_WORKING DATA_.
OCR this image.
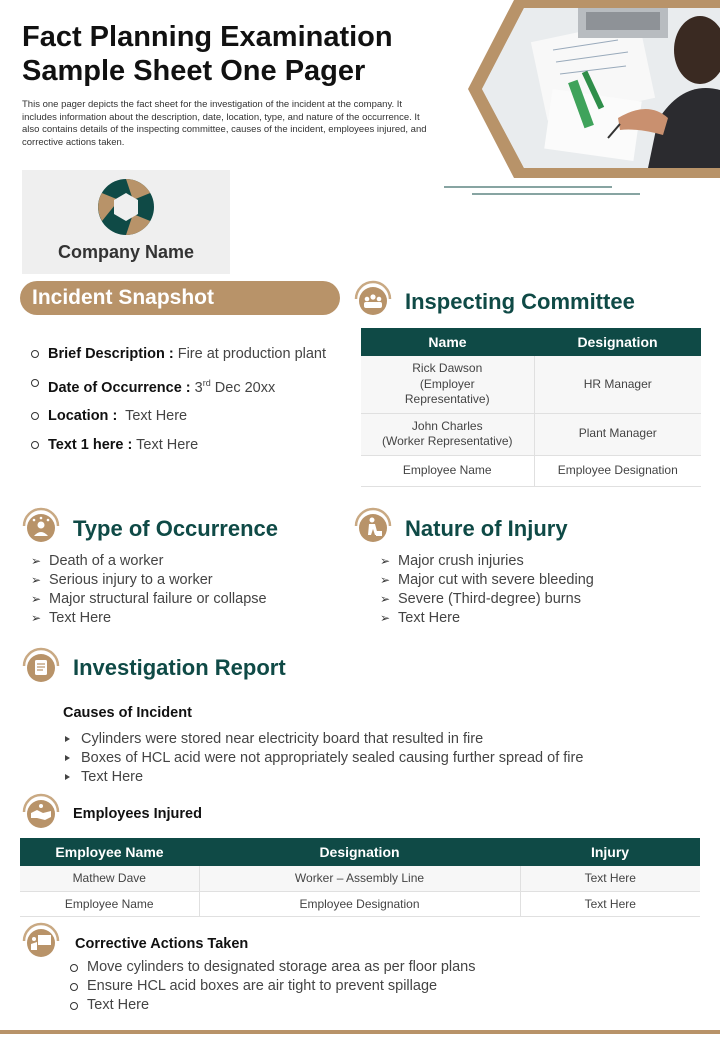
Fact Planning Examination Sample Sheet One Pager
This one pager depicts the fact sheet for the investigation of the incident at the company. It includes information about the description, date, location, type, and nature of the occurrence. It also contains details of the inspecting committee, causes of the incident, employees injured, and corrective actions taken.
Company Name
Incident Snapshot
Brief Description : Fire at production plant
Date of Occurrence : 3rd Dec 20xx
Location :  Text Here
Text 1 here : Text Here
Inspecting Committee
Name	Designation

Rick Dawson
(Employer
Representative)	HR Manager

John Charles
(Worker Representative)	Plant Manager
Employee Name	Employee Designation
Type of Occurrence
➢ Death of a worker
➢ Serious injury to a worker
➢ Major structural failure or collapse
➢ Text Here
Nature of Injury
➢ Major crush injuries
➢ Major cut with severe bleeding
➢ Severe (Third-degree) burns
➢ Text Here
Investigation Report
Causes of Incident
Cylinders were stored near electricity board that resulted in fire
Boxes of HCL acid were not appropriately sealed causing further spread of fire
Text Here
Employees Injured
Employee Name	Designation	Injury
Mathew Dave	Worker – Assembly Line	Text Here
Employee Name	Employee Designation	Text Here
Corrective Actions Taken
Move cylinders to designated storage area as per floor plans
Ensure HCL acid boxes are air tight to prevent spillage
Text Here
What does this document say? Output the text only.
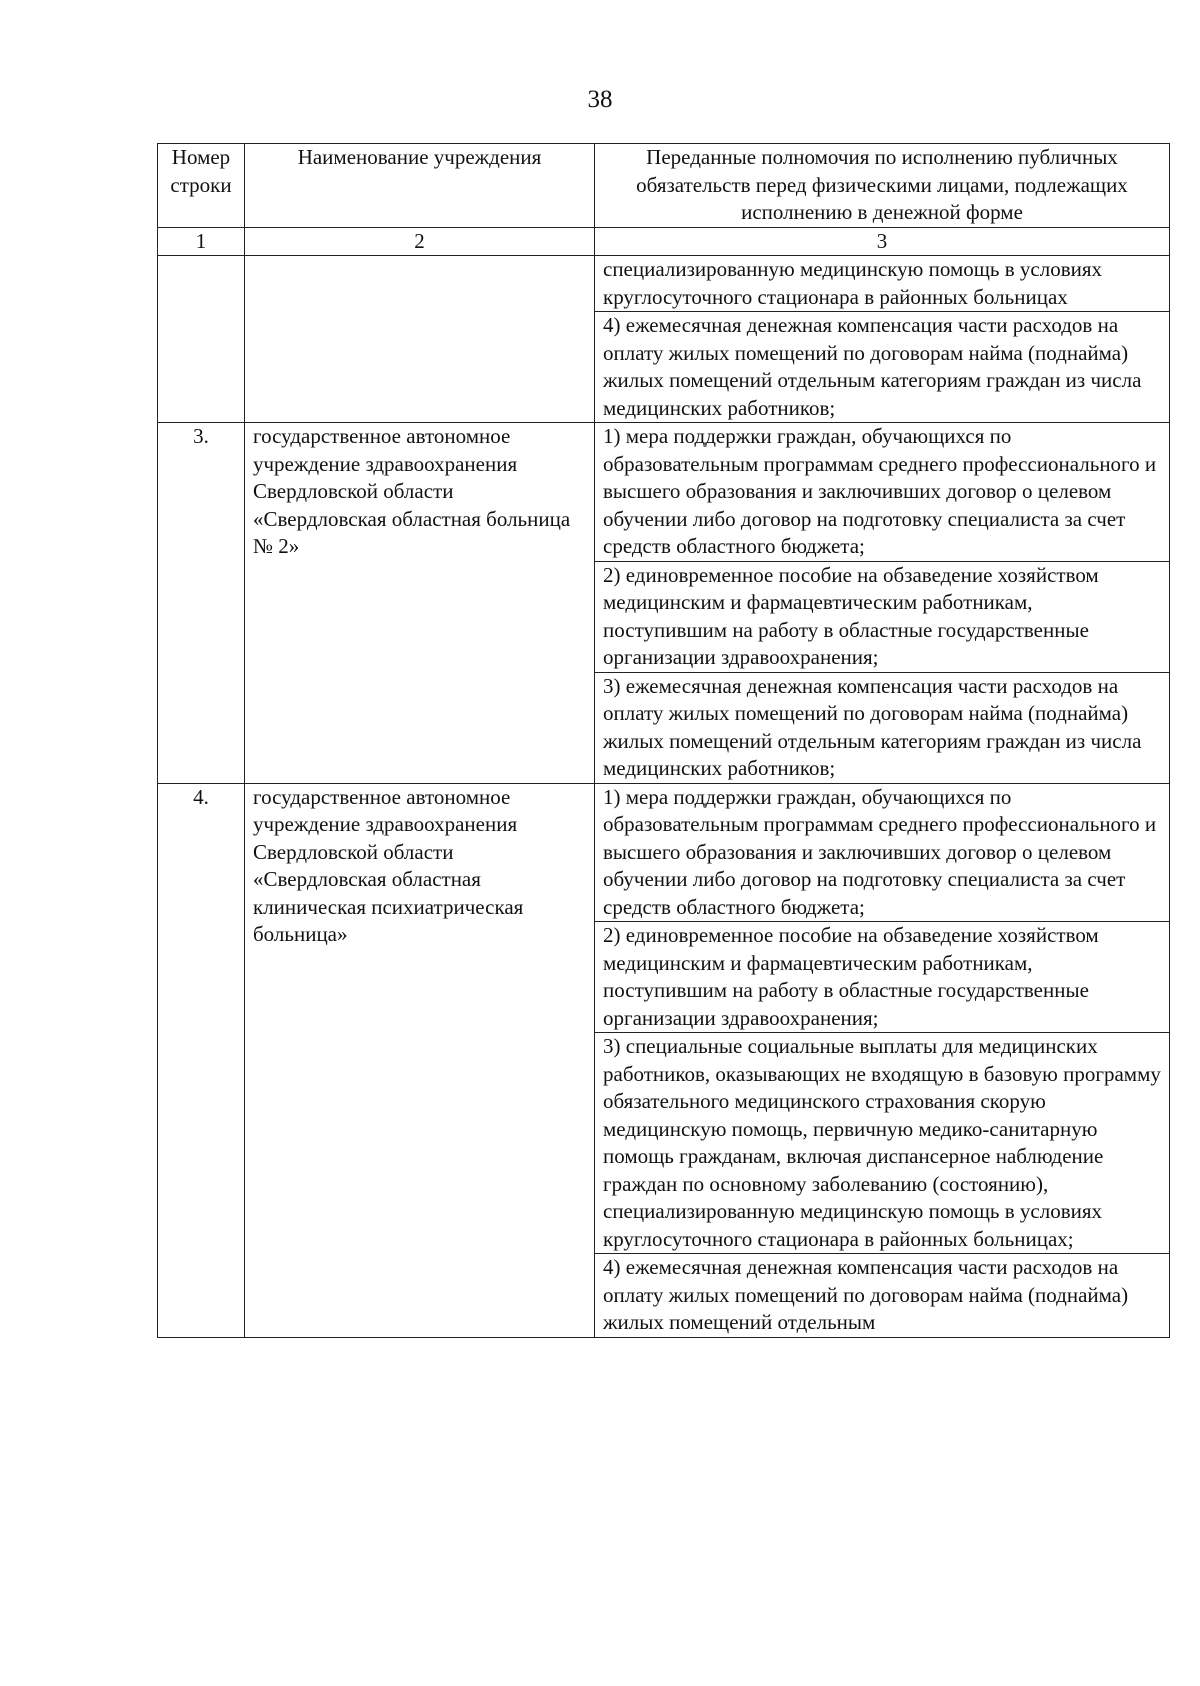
38
Номер строки	Наименование учреждения	Переданные полномочия по исполнению публичных обязательств перед физическими лицами, подлежащих исполнению в денежной форме
1	2	3
		специализированную медицинскую помощь в условиях круглосуточного стационара в районных больницах
		4) ежемесячная денежная компенсация части расходов на оплату жилых помещений по договорам найма (поднайма) жилых помещений отдельным категориям граждан из числа медицинских работников;
3.	государственное автономное учреждение здравоохранения Свердловской области «Свердловская областная больница № 2»	1) мера поддержки граждан, обучающихся по образовательным программам среднего профессионального и высшего образования и заключивших договор о целевом обучении либо договор на подготовку специалиста за счет средств областного бюджета;
		2) единовременное пособие на обзаведение хозяйством медицинским и фармацевтическим работникам, поступившим на работу в областные государственные организации здравоохранения;
		3) ежемесячная денежная компенсация части расходов на оплату жилых помещений по договорам найма (поднайма) жилых помещений отдельным категориям граждан из числа медицинских работников;
4.	государственное автономное учреждение здравоохранения Свердловской области «Свердловская областная клиническая психиатрическая больница»	1) мера поддержки граждан, обучающихся по образовательным программам среднего профессионального и высшего образования и заключивших договор о целевом обучении либо договор на подготовку специалиста за счет средств областного бюджета;
		2) единовременное пособие на обзаведение хозяйством медицинским и фармацевтическим работникам, поступившим на работу в областные государственные организации здравоохранения;
		3) специальные социальные выплаты для медицинских работников, оказывающих не входящую в базовую программу обязательного медицинского страхования скорую медицинскую помощь, первичную медико-санитарную помощь гражданам, включая диспансерное наблюдение граждан по основному заболеванию (состоянию), специализированную медицинскую помощь в условиях круглосуточного стационара в районных больницах;
		4) ежемесячная денежная компенсация части расходов на оплату жилых помещений по договорам найма (поднайма) жилых помещений отдельным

_GOAL_. Isolate each line of the listing above that includes "районных". Copy it.

_ANSWER FOR THIS EXERCISE_.
		специализированную медицинскую помощь в условиях круглосуточного стационара в районных больницах
		3) специальные социальные выплаты для медицинских работников, оказывающих не входящую в базовую программу обязательного медицинского страхования скорую медицинскую помощь, первичную медико-санитарную помощь гражданам, включая диспансерное наблюдение граждан по основному заболеванию (состоянию), специализированную медицинскую помощь в условиях круглосуточного стационара в районных больницах;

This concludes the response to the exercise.